## TRECHO FORNECIDO:
-------
LAC-AC

LAC-AC: Liga Acadêmica Curitibana de Análise do Comportamento

sábado, 27 de setembro de 2014

Como os jogos “clicker” funcionam

(Texto publicado por Guilherme Pawoski Hunzicker - Membro LAC-AC)
Antes de tudo, a análise feita a seguir pode ser aplicada, adaptando à mecânica, a vários jogos do estilo “clicker”.
Há algumas semanas fui apresentado ao jogo Clicker Heroes, é um jogo simples, porém muito viciante. Funciona basicamente assim: o jogador clica nos monstros que aparecem na tela (por isso o nome clicker) até matá-los, fazendo assim com que receba certa quantidade de dinheiro. O que podemos comprar com o dinheiro são os heróis para nos ajudar a matar os monstros mais rapidamente, além disso, é possível comprar habilidades e subi-los de nível para deixar os heróis mais fortes. Ao matar 10 monstros em cada ilha, avançamos para a próxima e matamos mais 10 e a cada cinco níveis há um monstro mais forte, um “chefe”. O jogo prossegue dessa maneira sempre.
-------
## LINHAS SELECIONADAS:
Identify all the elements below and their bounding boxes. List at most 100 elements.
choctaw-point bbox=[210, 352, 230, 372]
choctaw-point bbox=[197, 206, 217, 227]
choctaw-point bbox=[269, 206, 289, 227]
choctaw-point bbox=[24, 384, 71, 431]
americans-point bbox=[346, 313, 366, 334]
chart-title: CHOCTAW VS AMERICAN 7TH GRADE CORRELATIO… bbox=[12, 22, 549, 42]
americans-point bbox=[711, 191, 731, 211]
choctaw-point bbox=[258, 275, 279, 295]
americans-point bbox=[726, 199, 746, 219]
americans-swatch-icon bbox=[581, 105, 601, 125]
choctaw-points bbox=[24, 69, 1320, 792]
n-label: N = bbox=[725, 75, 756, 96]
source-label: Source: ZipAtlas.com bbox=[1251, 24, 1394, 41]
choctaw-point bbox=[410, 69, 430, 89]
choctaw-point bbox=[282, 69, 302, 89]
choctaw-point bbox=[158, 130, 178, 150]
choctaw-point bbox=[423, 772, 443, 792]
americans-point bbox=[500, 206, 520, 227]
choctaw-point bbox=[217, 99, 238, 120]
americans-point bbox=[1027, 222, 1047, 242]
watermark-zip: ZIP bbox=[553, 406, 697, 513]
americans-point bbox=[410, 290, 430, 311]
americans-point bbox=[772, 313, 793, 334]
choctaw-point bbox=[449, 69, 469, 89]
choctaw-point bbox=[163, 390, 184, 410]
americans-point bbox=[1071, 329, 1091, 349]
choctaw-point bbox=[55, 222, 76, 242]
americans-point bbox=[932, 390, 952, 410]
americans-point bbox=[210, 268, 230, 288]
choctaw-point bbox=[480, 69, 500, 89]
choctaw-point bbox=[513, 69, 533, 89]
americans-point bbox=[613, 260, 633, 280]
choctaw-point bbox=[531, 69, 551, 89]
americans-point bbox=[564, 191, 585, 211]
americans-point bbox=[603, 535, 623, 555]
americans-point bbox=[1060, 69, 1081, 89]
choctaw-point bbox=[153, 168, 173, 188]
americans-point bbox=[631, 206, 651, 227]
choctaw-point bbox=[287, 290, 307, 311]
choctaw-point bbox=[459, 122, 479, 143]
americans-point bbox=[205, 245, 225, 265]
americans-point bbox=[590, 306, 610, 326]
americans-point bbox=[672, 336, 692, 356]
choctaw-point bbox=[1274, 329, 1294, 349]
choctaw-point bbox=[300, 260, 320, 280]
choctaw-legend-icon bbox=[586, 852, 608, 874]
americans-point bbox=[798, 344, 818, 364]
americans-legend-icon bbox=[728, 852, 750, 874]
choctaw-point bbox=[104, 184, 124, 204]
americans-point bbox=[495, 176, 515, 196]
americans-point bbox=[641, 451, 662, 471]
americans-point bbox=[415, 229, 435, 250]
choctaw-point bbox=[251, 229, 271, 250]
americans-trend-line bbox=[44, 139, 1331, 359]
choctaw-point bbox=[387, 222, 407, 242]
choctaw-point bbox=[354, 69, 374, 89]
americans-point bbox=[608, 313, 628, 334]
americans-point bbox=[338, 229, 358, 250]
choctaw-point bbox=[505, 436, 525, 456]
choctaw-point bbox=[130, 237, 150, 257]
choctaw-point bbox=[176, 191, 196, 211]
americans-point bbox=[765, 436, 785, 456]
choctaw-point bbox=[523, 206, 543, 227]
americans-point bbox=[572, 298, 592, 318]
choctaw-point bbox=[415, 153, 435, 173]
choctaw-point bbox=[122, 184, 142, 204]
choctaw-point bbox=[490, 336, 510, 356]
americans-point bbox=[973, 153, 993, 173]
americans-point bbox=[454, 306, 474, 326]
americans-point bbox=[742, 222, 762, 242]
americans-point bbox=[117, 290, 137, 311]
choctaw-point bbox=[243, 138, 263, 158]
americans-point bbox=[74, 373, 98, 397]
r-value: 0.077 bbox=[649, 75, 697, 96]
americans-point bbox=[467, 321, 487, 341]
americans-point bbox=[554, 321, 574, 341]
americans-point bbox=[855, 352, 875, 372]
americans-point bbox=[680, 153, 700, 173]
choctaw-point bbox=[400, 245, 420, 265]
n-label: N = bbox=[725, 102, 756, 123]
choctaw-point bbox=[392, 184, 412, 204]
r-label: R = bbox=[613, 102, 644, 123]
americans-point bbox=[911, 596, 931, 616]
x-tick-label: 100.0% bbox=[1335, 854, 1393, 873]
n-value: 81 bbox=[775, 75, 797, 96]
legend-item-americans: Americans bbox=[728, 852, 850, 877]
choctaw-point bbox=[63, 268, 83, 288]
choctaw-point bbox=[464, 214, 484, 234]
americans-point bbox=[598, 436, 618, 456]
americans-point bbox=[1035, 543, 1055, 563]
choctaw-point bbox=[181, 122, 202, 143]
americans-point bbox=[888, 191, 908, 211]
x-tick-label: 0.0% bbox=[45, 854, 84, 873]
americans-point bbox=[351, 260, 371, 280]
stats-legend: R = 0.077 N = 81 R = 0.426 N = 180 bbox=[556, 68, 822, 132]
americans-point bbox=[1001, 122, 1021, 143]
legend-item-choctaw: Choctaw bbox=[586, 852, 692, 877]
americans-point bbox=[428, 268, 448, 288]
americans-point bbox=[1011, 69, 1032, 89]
-------
## O QUE PRODUZIR:
Dê prosseguimento ao texto sobre o funcionamento dos jogos “clicker”, começando logo após a última frase do trecho fornecido.

## RESULTADO FINAL:
Depois de alguns minutos meu amigo me perguntou mais ou menos isso: o que torna esse jogo tão viciante? Porque continuamos jogando mesmo que saibamos que não estamos nos divertindo? Para tentarmos buscar essa resposta na Análise do Comportamento, primeiro precisamos entender o conceito de reforço. Reforço é um tipo de consequência de comportamento que aumenta a frequência do comportamento que o produziu. Ou seja, o organismo, em determinado ambiente, emite uma resposta, que tem uma consequência e nesse exemplo é reforçadora. Aplicando esse conceito ao jogo, cada vez que evoluímos um herói, passamos para a próxima ilha de monstros, matamos um “chefe”, liberamos novos heróis, conseguimos comprar novas habilidades para tonar os heróis mais fortes, etc. é possível dizer que são eventos reforçadores para o comportamento geral de jogar Clicker Heroes.
        Este é um jogo que, de início, é extremamente reforçador, pois nele é muito fácil evoluir os heróis, ganhar habilidades, enfim, prosseguir de maneira rápida. Com o tempo percebemos que tal facilidade para prosseguir está diminuindo, tudo está ficando mais caro, a compra de um ou dois heróis a mais não faz muita diferença e os “chefes” demoram mais para morrer, chegando a um ponto em que a espera para acumular o dinheiro necessário que possibilita a progressão é muito alta, podendo chegar a algumas horas de aguardo. Sendo assim, porque continuamos jogando se nosso comportamento demora muito mais para produzir efeito reforçador e este é mais difícil de alcançar?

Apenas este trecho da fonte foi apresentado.